Your objective » Quote word for word from the line holding "Read this page and output its text content." to the last line below, including both, and omit any pictures.

— Start —

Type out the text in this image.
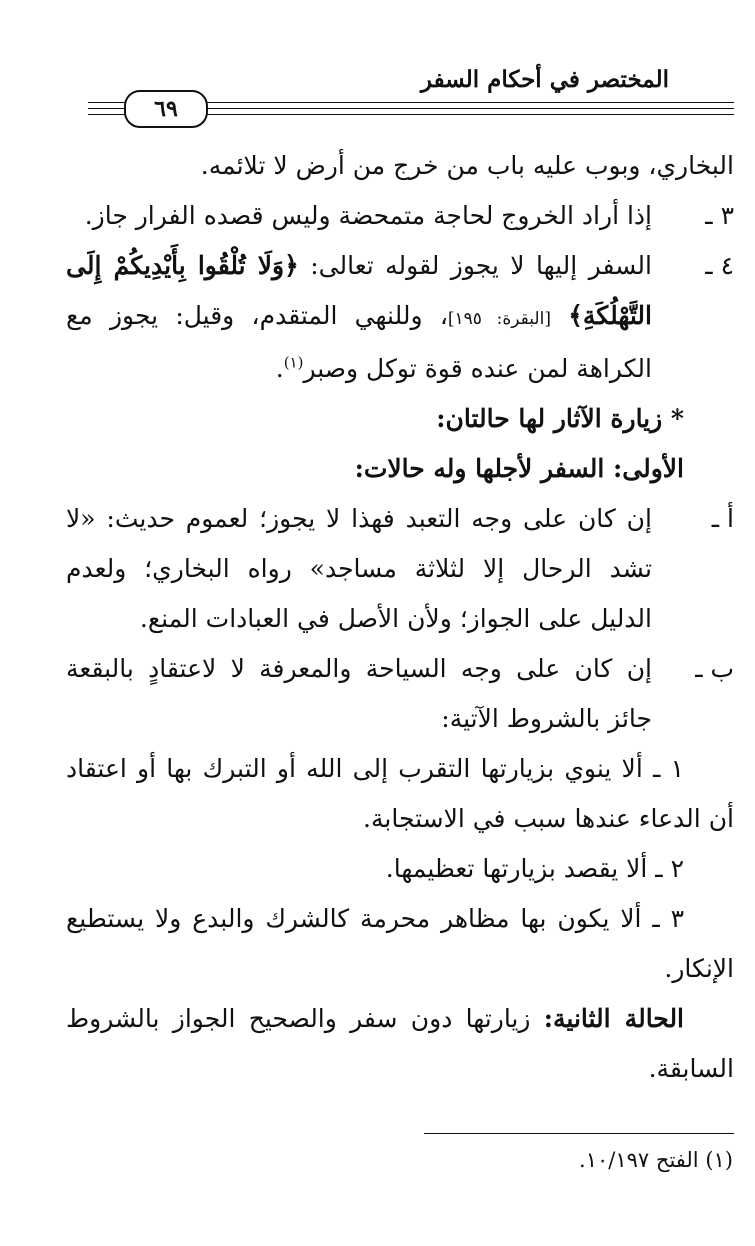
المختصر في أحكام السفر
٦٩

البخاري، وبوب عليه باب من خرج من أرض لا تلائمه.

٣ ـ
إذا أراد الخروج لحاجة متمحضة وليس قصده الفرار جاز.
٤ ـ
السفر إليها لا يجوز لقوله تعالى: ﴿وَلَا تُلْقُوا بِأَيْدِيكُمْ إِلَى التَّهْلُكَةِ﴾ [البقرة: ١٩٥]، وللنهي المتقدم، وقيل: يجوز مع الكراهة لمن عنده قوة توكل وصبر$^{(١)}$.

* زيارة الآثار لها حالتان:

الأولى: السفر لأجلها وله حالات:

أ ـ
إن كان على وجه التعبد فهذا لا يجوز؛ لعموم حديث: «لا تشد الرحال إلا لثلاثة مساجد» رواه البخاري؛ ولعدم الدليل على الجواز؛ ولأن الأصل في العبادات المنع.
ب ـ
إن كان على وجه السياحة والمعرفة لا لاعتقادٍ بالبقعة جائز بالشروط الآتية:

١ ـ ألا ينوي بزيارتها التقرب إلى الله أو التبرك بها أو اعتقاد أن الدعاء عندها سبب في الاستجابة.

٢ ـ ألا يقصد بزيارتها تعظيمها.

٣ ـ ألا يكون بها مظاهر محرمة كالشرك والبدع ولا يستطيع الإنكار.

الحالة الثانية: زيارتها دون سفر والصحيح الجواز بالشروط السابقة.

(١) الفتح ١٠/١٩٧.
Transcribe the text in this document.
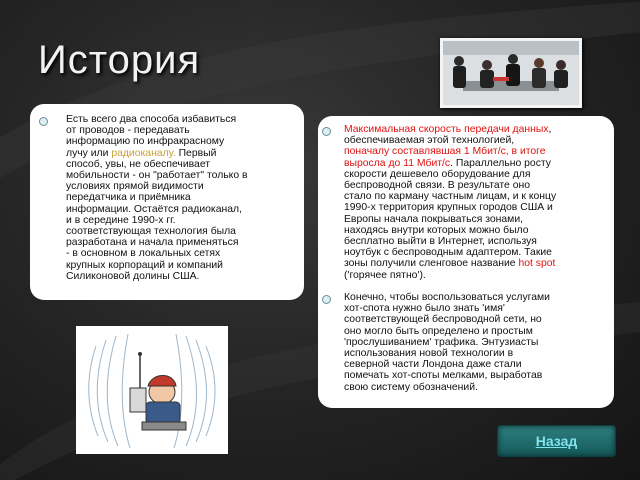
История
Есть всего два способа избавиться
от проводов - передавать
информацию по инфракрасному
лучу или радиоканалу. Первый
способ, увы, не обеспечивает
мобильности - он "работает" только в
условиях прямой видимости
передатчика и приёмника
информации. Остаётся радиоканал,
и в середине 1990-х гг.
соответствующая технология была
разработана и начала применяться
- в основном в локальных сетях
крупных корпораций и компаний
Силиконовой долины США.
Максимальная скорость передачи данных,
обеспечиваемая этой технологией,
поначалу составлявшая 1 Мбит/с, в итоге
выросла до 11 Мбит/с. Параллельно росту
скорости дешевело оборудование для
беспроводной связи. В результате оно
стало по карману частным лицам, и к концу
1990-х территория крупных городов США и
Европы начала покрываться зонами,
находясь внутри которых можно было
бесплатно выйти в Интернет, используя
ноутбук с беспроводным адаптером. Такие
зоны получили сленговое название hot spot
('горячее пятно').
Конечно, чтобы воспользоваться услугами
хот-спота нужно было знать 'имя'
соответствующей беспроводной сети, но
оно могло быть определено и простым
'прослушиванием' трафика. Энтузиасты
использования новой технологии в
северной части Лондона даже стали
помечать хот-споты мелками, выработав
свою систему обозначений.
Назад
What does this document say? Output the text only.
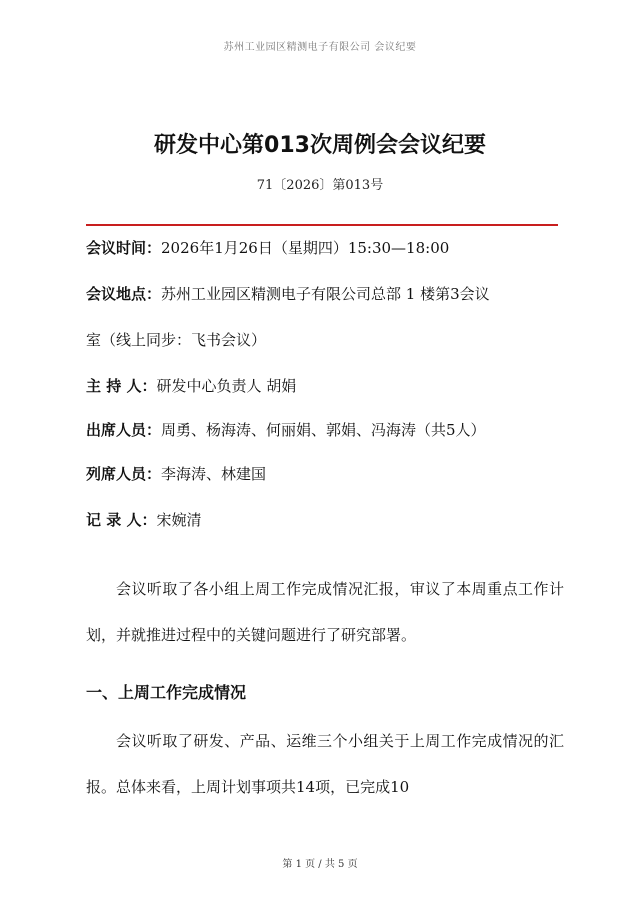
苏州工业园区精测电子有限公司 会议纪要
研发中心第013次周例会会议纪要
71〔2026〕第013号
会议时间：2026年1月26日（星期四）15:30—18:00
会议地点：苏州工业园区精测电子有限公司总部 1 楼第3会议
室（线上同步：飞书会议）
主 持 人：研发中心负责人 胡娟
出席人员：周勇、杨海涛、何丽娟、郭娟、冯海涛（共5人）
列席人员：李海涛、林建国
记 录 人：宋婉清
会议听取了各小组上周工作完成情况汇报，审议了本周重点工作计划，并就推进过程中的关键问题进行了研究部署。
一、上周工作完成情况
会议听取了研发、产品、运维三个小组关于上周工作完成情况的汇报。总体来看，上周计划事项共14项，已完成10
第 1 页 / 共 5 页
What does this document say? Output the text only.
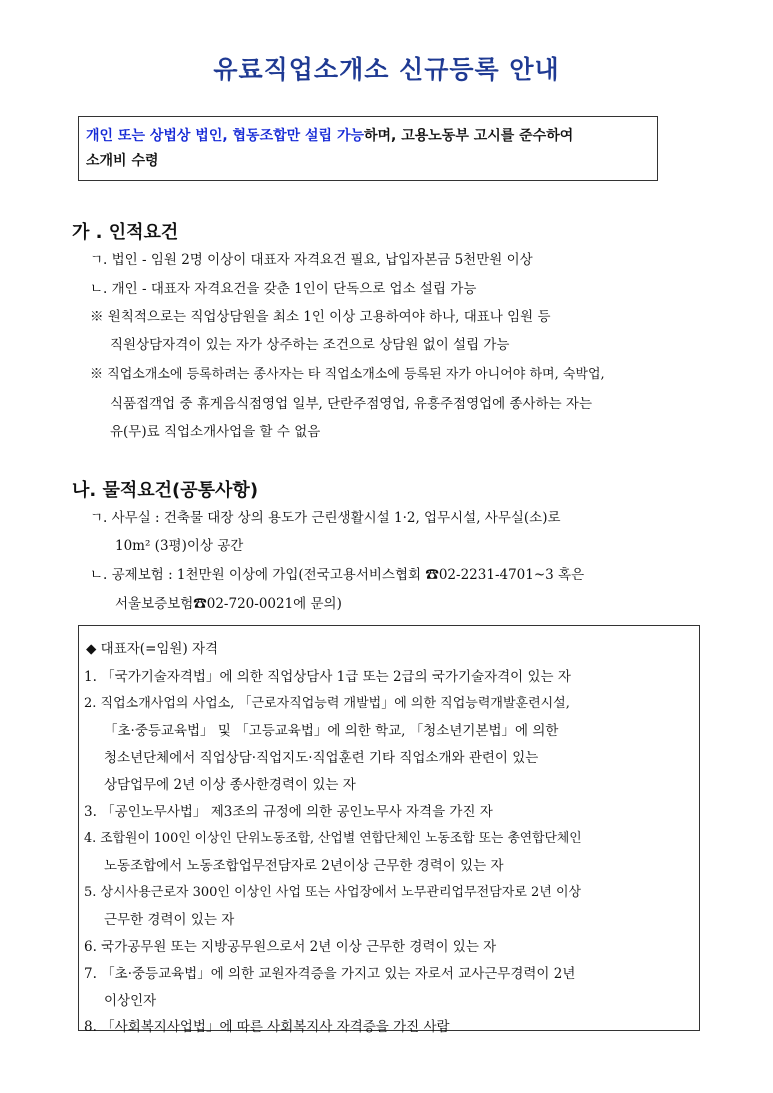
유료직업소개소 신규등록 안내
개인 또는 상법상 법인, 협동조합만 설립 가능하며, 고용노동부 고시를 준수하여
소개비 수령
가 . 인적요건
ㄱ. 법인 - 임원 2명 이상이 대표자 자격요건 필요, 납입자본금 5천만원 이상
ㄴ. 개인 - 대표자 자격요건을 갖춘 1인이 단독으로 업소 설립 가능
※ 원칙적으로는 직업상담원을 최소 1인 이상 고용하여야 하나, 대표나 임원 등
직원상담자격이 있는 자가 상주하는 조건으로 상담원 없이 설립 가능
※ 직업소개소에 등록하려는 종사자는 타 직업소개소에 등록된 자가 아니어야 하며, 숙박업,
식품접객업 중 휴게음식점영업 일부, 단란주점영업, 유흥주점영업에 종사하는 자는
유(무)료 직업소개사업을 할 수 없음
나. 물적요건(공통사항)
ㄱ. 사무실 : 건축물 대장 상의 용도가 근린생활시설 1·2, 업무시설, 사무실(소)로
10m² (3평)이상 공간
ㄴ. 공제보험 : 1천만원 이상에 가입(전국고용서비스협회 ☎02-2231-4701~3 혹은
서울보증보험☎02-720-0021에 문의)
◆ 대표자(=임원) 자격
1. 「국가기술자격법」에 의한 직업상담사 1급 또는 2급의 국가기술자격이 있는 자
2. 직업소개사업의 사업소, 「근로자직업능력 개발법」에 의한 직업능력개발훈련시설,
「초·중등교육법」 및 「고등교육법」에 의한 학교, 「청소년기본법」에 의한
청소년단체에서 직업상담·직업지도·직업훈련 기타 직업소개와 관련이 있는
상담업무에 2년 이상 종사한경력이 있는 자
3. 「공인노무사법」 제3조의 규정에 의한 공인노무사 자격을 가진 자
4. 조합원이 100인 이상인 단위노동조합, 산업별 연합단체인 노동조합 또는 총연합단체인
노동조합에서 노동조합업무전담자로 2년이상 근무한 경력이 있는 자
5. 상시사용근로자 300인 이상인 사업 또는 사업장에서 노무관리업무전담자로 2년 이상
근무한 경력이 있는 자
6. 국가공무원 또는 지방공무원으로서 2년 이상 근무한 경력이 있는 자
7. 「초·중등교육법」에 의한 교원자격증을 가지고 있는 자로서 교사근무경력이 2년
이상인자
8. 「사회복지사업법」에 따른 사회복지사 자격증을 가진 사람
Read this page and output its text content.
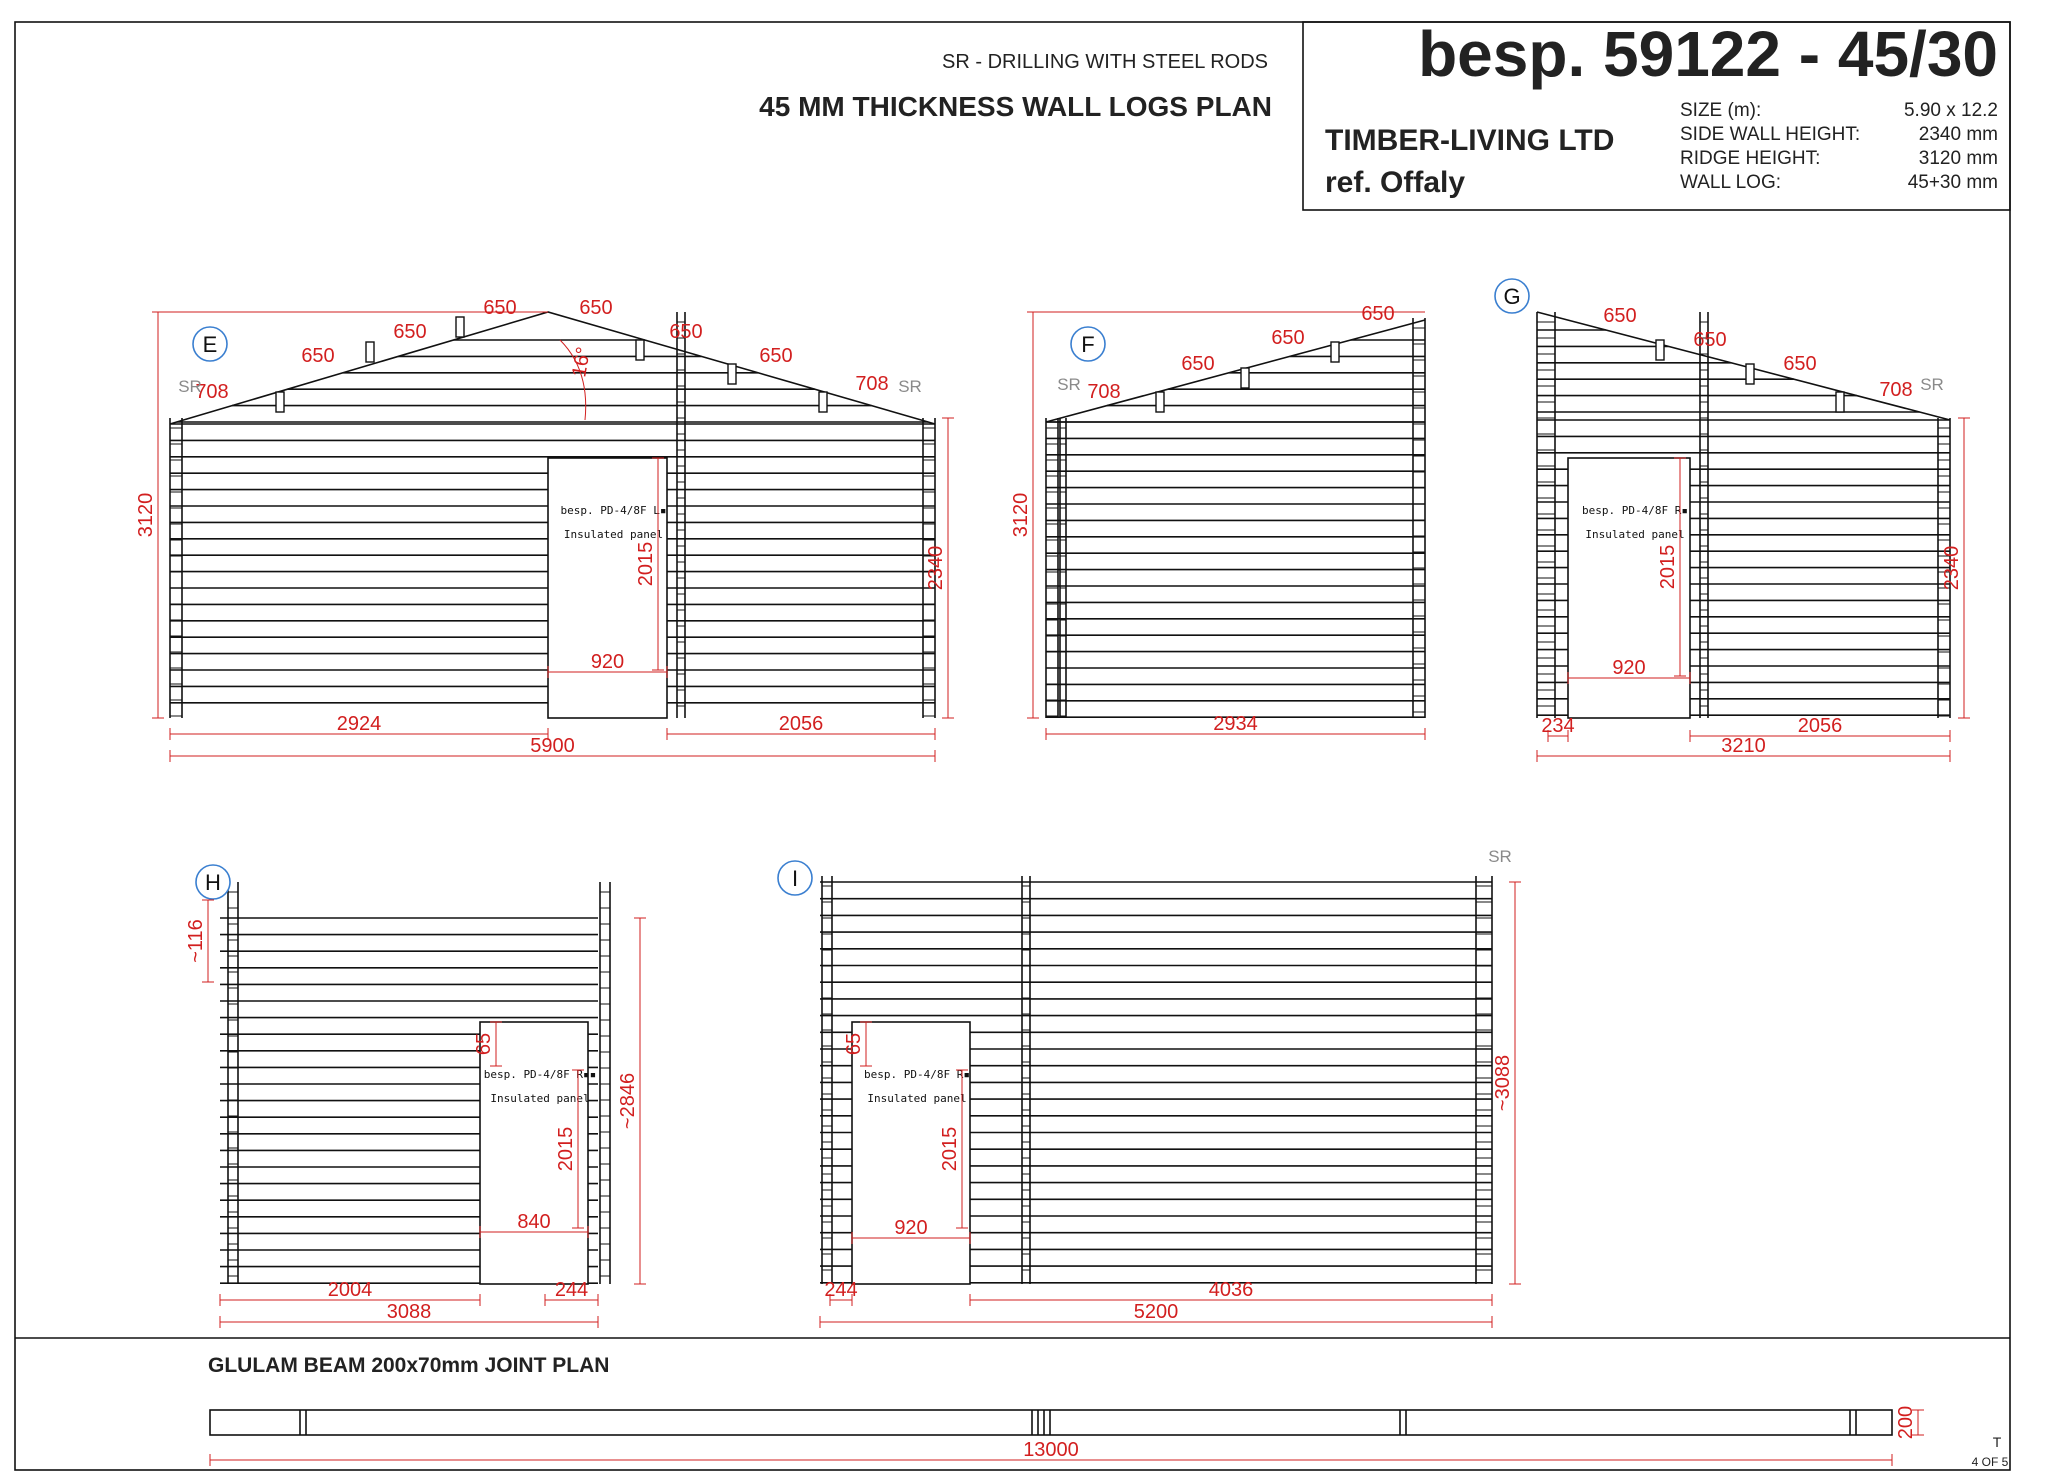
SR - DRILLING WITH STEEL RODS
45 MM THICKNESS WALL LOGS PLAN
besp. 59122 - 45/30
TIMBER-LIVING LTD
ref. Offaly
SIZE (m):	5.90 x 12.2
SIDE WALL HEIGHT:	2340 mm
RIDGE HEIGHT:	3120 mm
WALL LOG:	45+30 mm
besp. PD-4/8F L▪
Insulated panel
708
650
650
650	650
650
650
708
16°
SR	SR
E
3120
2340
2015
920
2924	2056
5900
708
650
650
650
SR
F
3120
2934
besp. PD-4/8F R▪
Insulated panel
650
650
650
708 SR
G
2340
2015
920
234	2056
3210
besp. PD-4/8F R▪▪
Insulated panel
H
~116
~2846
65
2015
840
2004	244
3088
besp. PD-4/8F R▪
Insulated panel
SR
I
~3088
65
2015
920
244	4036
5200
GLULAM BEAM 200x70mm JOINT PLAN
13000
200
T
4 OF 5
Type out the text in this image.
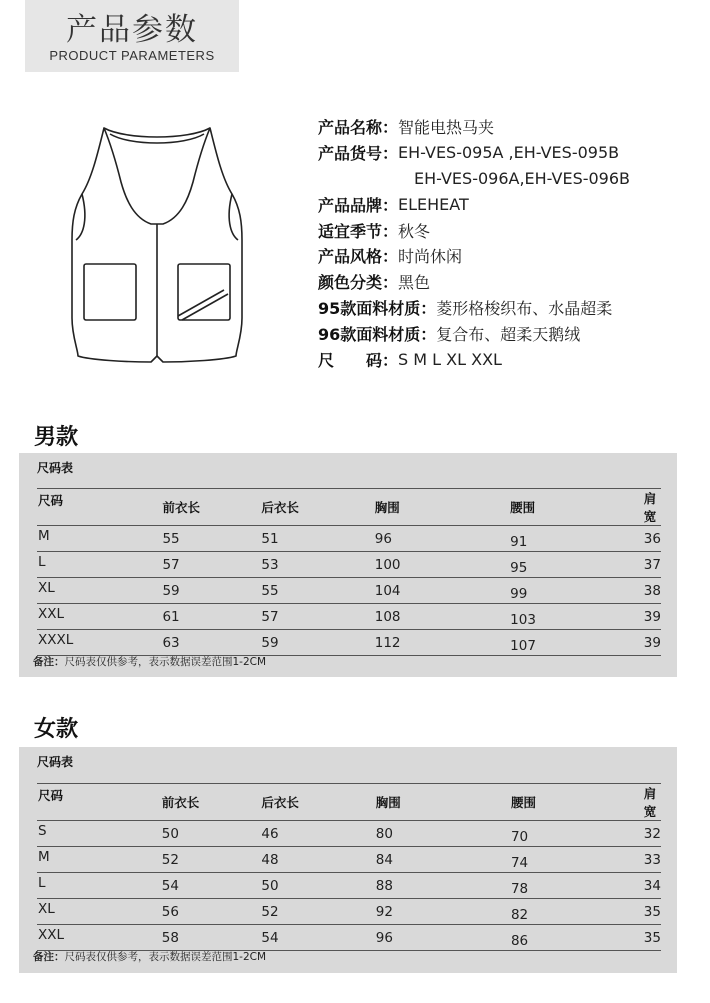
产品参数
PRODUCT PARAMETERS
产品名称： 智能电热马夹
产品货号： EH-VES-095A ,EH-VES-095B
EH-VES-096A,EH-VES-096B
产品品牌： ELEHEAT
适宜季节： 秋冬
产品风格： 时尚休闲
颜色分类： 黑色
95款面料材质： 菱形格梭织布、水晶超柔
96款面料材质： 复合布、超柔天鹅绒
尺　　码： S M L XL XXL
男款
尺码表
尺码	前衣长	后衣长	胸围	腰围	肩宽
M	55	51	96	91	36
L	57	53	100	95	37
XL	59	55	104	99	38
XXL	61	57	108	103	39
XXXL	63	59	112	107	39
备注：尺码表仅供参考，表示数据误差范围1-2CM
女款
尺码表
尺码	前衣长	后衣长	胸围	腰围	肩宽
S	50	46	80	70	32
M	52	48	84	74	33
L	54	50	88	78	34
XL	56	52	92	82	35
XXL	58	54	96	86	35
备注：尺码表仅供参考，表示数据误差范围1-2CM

— End —

Answer to this problem »
Read this page and output its text content.
SR - DRILLING WITH STEEL RODS
45 MM THICKNESS WALL LOGS PLAN
besp. 59122 - 45/30
TIMBER-LIVING LTD
ref. Offaly
SIZE (m):	5.90 x 12.2
SIDE WALL HEIGHT:	2340 mm
RIDGE HEIGHT:	3120 mm
WALL LOG:	45+30 mm
besp. PD-4/8F L▪
Insulated panel
708
650
650
650	650
650
650
708
16°
SR	SR
E
3120
2340
2015
920
2924	2056
5900
708
650
650
650
SR
F
3120
2934
besp. PD-4/8F R▪
Insulated panel
650
650
650
708 SR
G
2340
2015
920
234	2056
3210
besp. PD-4/8F R▪▪
Insulated panel
H
~116
~2846
65
2015
840
2004	244
3088
besp. PD-4/8F R▪
Insulated panel
SR
I
~3088
65
2015
920
244	4036
5200
GLULAM BEAM 200x70mm JOINT PLAN
13000
200
T
4 OF 5
Type out the text in this image.
产品参数
PRODUCT PARAMETERS
产品名称： 智能电热马夹
产品货号： EH-VES-095A ,EH-VES-095B
EH-VES-096A,EH-VES-096B
产品品牌： ELEHEAT
适宜季节： 秋冬
产品风格： 时尚休闲
颜色分类： 黑色
95款面料材质： 菱形格梭织布、水晶超柔
96款面料材质： 复合布、超柔天鹅绒
尺　　码： S M L XL XXL
男款
尺码表
尺码	前衣长	后衣长	胸围	腰围	肩宽
M	55	51	96	91	36
L	57	53	100	95	37
XL	59	55	104	99	38
XXL	61	57	108	103	39
XXXL	63	59	112	107	39
备注：尺码表仅供参考，表示数据误差范围1-2CM
女款
尺码表
尺码	前衣长	后衣长	胸围	腰围	肩宽
S	50	46	80	70	32
M	52	48	84	74	33
L	54	50	88	78	34
XL	56	52	92	82	35
XXL	58	54	96	86	35
备注：尺码表仅供参考，表示数据误差范围1-2CM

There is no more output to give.